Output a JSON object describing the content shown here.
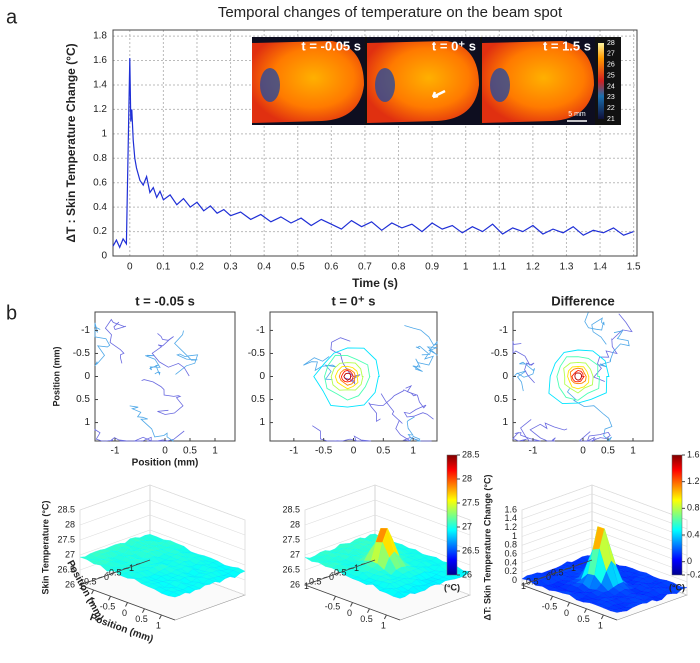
{
  "chart_data": [
    {
      "type": "line",
      "panel": "a",
      "title": "Temporal changes of temperature on the beam spot",
      "xlabel": "Time (s)",
      "ylabel": "ΔT : Skin Temperature Change (°C)",
      "x": [
        -0.05,
        -0.04,
        -0.03,
        -0.02,
        -0.01,
        0,
        0.003,
        0.006,
        0.01,
        0.015,
        0.02,
        0.03,
        0.04,
        0.05,
        0.06,
        0.07,
        0.08,
        0.09,
        0.1,
        0.12,
        0.14,
        0.16,
        0.18,
        0.2,
        0.22,
        0.24,
        0.26,
        0.28,
        0.3,
        0.33,
        0.36,
        0.39,
        0.42,
        0.45,
        0.48,
        0.51,
        0.54,
        0.57,
        0.6,
        0.63,
        0.66,
        0.69,
        0.72,
        0.75,
        0.78,
        0.81,
        0.84,
        0.87,
        0.9,
        0.93,
        0.96,
        0.99,
        1.02,
        1.05,
        1.08,
        1.11,
        1.14,
        1.17,
        1.2,
        1.23,
        1.26,
        1.29,
        1.32,
        1.35,
        1.38,
        1.41,
        1.44,
        1.47,
        1.5
      ],
      "series": [
        {
          "color": "#1f2fd6",
          "values": [
            0.08,
            0.13,
            0.07,
            0.14,
            0.1,
            1.62,
            1.1,
            1.2,
            0.95,
            0.8,
            0.72,
            0.62,
            0.58,
            0.65,
            0.52,
            0.56,
            0.48,
            0.53,
            0.46,
            0.5,
            0.42,
            0.47,
            0.4,
            0.44,
            0.37,
            0.41,
            0.35,
            0.38,
            0.33,
            0.36,
            0.3,
            0.34,
            0.28,
            0.32,
            0.27,
            0.31,
            0.25,
            0.3,
            0.26,
            0.22,
            0.29,
            0.24,
            0.28,
            0.21,
            0.27,
            0.23,
            0.26,
            0.2,
            0.27,
            0.22,
            0.25,
            0.19,
            0.24,
            0.2,
            0.26,
            0.18,
            0.23,
            0.2,
            0.25,
            0.18,
            0.22,
            0.19,
            0.24,
            0.17,
            0.21,
            0.19,
            0.23,
            0.17,
            0.2
          ]
        }
      ],
      "xlim": [
        -0.05,
        1.51
      ],
      "xticks": [
        0,
        0.1,
        0.2,
        0.3,
        0.4,
        0.5,
        0.6,
        0.7,
        0.8,
        0.9,
        1,
        1.1,
        1.2,
        1.3,
        1.4,
        1.5
      ],
      "ylim": [
        0,
        1.85
      ],
      "yticks": [
        0,
        0.2,
        0.4,
        0.6,
        0.8,
        1,
        1.2,
        1.4,
        1.6,
        1.8
      ],
      "grid": true,
      "inset": {
        "frames": [
          "t = -0.05 s",
          "t = 0⁺ s",
          "t = 1.5 s"
        ],
        "colorbar_ticks": [
          21,
          22,
          23,
          24,
          25,
          26,
          27,
          28
        ],
        "scale_label": "5 mm"
      }
    },
    {
      "type": "contour",
      "panel": "b",
      "title": "t = -0.05 s",
      "xlabel": "Position (mm)",
      "ylabel": "Position (mm)",
      "xlim": [
        -1.4,
        1.4
      ],
      "ylim": [
        -1.4,
        1.4
      ],
      "xticks": [
        -1,
        0,
        0.5,
        1
      ],
      "yticks": [
        -1,
        -0.5,
        0,
        0.5,
        1
      ]
    },
    {
      "type": "contour",
      "title": "t = 0⁺ s",
      "xlim": [
        -1.4,
        1.4
      ],
      "ylim": [
        -1.4,
        1.4
      ],
      "xticks": [
        -1,
        -0.5,
        0,
        0.5,
        1
      ],
      "yticks": [
        -1,
        -0.5,
        0,
        0.5,
        1
      ]
    },
    {
      "type": "contour",
      "title": "Difference",
      "xlim": [
        -1.4,
        1.4
      ],
      "ylim": [
        -1.4,
        1.4
      ],
      "xticks": [
        -1,
        0,
        0.5,
        1
      ],
      "yticks": [
        -1,
        -0.5,
        0,
        0.5,
        1
      ]
    },
    {
      "type": "surface",
      "zlabel": "Skin Temperature (°C)",
      "xlabel": "Position (mm)",
      "ylabel": "Position (mm)",
      "xlim": [
        -1.4,
        1.4
      ],
      "ylim": [
        -1.4,
        1.4
      ],
      "zlim": [
        26,
        28.5
      ],
      "xticks": [
        -1,
        -0.5,
        0,
        0.5,
        1
      ],
      "yticks": [
        -1,
        -0.5,
        0,
        0.5,
        1
      ],
      "zticks": [
        26,
        26.5,
        27,
        27.5,
        28,
        28.5
      ]
    },
    {
      "type": "surface",
      "xlim": [
        -1.4,
        1.4
      ],
      "ylim": [
        -1.4,
        1.4
      ],
      "zlim": [
        26,
        28.5
      ],
      "xticks": [
        -0.5,
        0,
        0.5,
        1
      ],
      "yticks": [
        -1,
        -0.5,
        0,
        0.5,
        1
      ],
      "zticks": [
        26,
        26.5,
        27,
        27.5,
        28,
        28.5
      ],
      "colorbar": {
        "lim": [
          26,
          28.5
        ],
        "ticks": [
          26,
          26.5,
          27,
          27.5,
          28,
          28.5
        ],
        "label": "(°C)"
      }
    },
    {
      "type": "surface",
      "zlabel": "ΔT: Skin Temperature Change (°C)",
      "xlim": [
        -1.4,
        1.4
      ],
      "ylim": [
        -1.4,
        1.4
      ],
      "zlim": [
        -0.1,
        1.6
      ],
      "xticks": [
        -0.5,
        0,
        0.5,
        1
      ],
      "yticks": [
        -1,
        -0.5,
        0,
        0.5,
        1
      ],
      "zticks": [
        0,
        0.2,
        0.4,
        0.6,
        0.8,
        1,
        1.2,
        1.4,
        1.6
      ],
      "colorbar": {
        "lim": [
          -0.2,
          1.6
        ],
        "ticks": [
          -0.2,
          0,
          0.4,
          0.8,
          1.2,
          1.6
        ],
        "label": "(°C)"
      }
    }
  ]
}
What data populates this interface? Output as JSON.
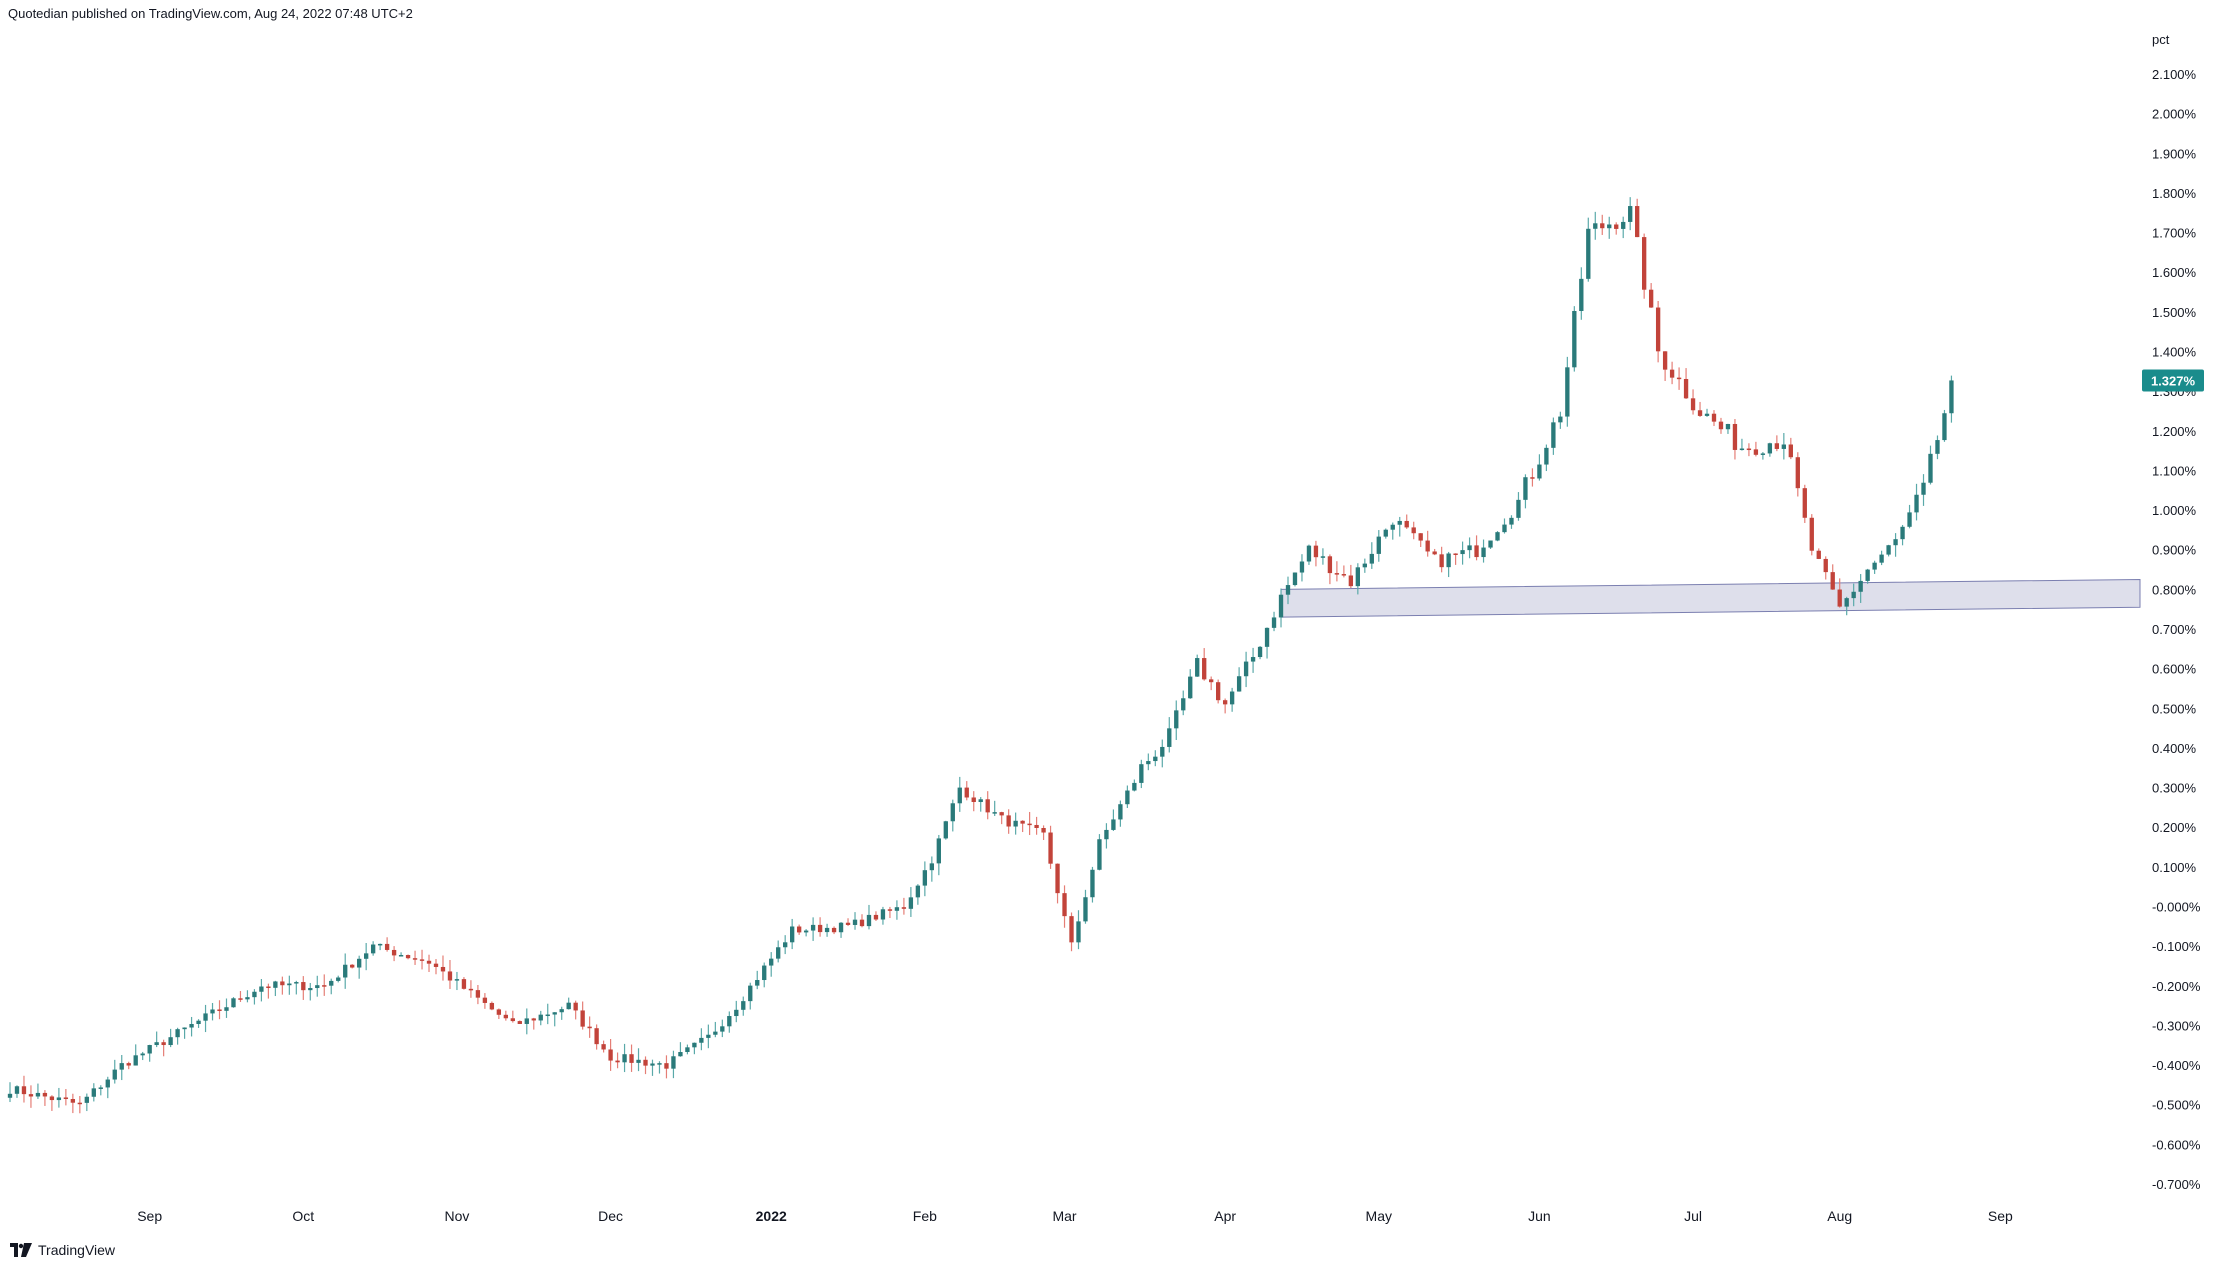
{
  "header": {
    "publisher_text": "Quotedian published on TradingView.com, Aug 24, 2022 07:48 UTC+2"
  },
  "footer": {
    "brand": "TradingView",
    "logo_icon": "tradingview-logo-icon"
  },
  "colors": {
    "up": "#2a7a7a",
    "down": "#c2433a",
    "wick_up": "#5aa9a9",
    "wick_down": "#e57e76",
    "band_fill": "#d6d7e6",
    "band_stroke": "#7b7fb0",
    "badge": "#1a8c8c"
  },
  "chart_data": {
    "type": "candlestick",
    "unit_label": "pct",
    "y_ticks": [
      "2.100%",
      "2.000%",
      "1.900%",
      "1.800%",
      "1.700%",
      "1.600%",
      "1.500%",
      "1.400%",
      "1.300%",
      "1.200%",
      "1.100%",
      "1.000%",
      "0.900%",
      "0.800%",
      "0.700%",
      "0.600%",
      "0.500%",
      "0.400%",
      "0.300%",
      "0.200%",
      "0.100%",
      "-0.000%",
      "-0.100%",
      "-0.200%",
      "-0.300%",
      "-0.400%",
      "-0.500%",
      "-0.600%",
      "-0.700%"
    ],
    "y_tick_values": [
      2.1,
      2.0,
      1.9,
      1.8,
      1.7,
      1.6,
      1.5,
      1.4,
      1.3,
      1.2,
      1.1,
      1.0,
      0.9,
      0.8,
      0.7,
      0.6,
      0.5,
      0.4,
      0.3,
      0.2,
      0.1,
      0.0,
      -0.1,
      -0.2,
      -0.3,
      -0.4,
      -0.5,
      -0.6,
      -0.7
    ],
    "ylim": [
      -0.75,
      2.15
    ],
    "x_ticks": [
      {
        "label": "Sep",
        "bar": 20,
        "bold": false
      },
      {
        "label": "Oct",
        "bar": 42,
        "bold": false
      },
      {
        "label": "Nov",
        "bar": 64,
        "bold": false
      },
      {
        "label": "Dec",
        "bar": 86,
        "bold": false
      },
      {
        "label": "2022",
        "bar": 109,
        "bold": true
      },
      {
        "label": "Feb",
        "bar": 131,
        "bold": false
      },
      {
        "label": "Mar",
        "bar": 151,
        "bold": false
      },
      {
        "label": "Apr",
        "bar": 174,
        "bold": false
      },
      {
        "label": "May",
        "bar": 196,
        "bold": false
      },
      {
        "label": "Jun",
        "bar": 219,
        "bold": false
      },
      {
        "label": "Jul",
        "bar": 241,
        "bold": false
      },
      {
        "label": "Aug",
        "bar": 262,
        "bold": false
      },
      {
        "label": "Sep",
        "bar": 285,
        "bold": false
      }
    ],
    "bar_count_axis": 305,
    "last_price": {
      "value": 1.327,
      "label": "1.327%"
    },
    "support_zone": {
      "start_bar": 182,
      "start_low": 0.73,
      "start_high": 0.8,
      "end_low": 0.755,
      "end_high": 0.825
    },
    "key_points": [
      [
        0,
        -0.46
      ],
      [
        10,
        -0.5
      ],
      [
        16,
        -0.4
      ],
      [
        26,
        -0.3
      ],
      [
        36,
        -0.2
      ],
      [
        45,
        -0.2
      ],
      [
        52,
        -0.1
      ],
      [
        60,
        -0.14
      ],
      [
        66,
        -0.22
      ],
      [
        72,
        -0.3
      ],
      [
        80,
        -0.25
      ],
      [
        86,
        -0.38
      ],
      [
        94,
        -0.4
      ],
      [
        100,
        -0.33
      ],
      [
        104,
        -0.25
      ],
      [
        112,
        -0.06
      ],
      [
        120,
        -0.05
      ],
      [
        128,
        0.0
      ],
      [
        132,
        0.12
      ],
      [
        136,
        0.3
      ],
      [
        142,
        0.22
      ],
      [
        148,
        0.18
      ],
      [
        152,
        -0.1
      ],
      [
        156,
        0.16
      ],
      [
        162,
        0.35
      ],
      [
        166,
        0.43
      ],
      [
        170,
        0.61
      ],
      [
        174,
        0.51
      ],
      [
        178,
        0.63
      ],
      [
        182,
        0.78
      ],
      [
        186,
        0.9
      ],
      [
        192,
        0.82
      ],
      [
        198,
        0.98
      ],
      [
        204,
        0.87
      ],
      [
        210,
        0.9
      ],
      [
        216,
        1.02
      ],
      [
        222,
        1.25
      ],
      [
        226,
        1.7
      ],
      [
        232,
        1.75
      ],
      [
        236,
        1.4
      ],
      [
        242,
        1.25
      ],
      [
        248,
        1.16
      ],
      [
        254,
        1.18
      ],
      [
        258,
        0.9
      ],
      [
        262,
        0.75
      ],
      [
        266,
        0.85
      ],
      [
        270,
        0.92
      ],
      [
        274,
        1.05
      ],
      [
        278,
        1.31
      ]
    ],
    "last_bar": 278
  }
}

━━━

▶ [EXERCISE PROMPT]:
Find the lines with the string "zlabel" and reproduce them.

▶ [ANSWER BELOW]:
      "zlabel": "Skin Temperature (°C)",
      "zlabel": "ΔT: Skin Temperature Change (°C)",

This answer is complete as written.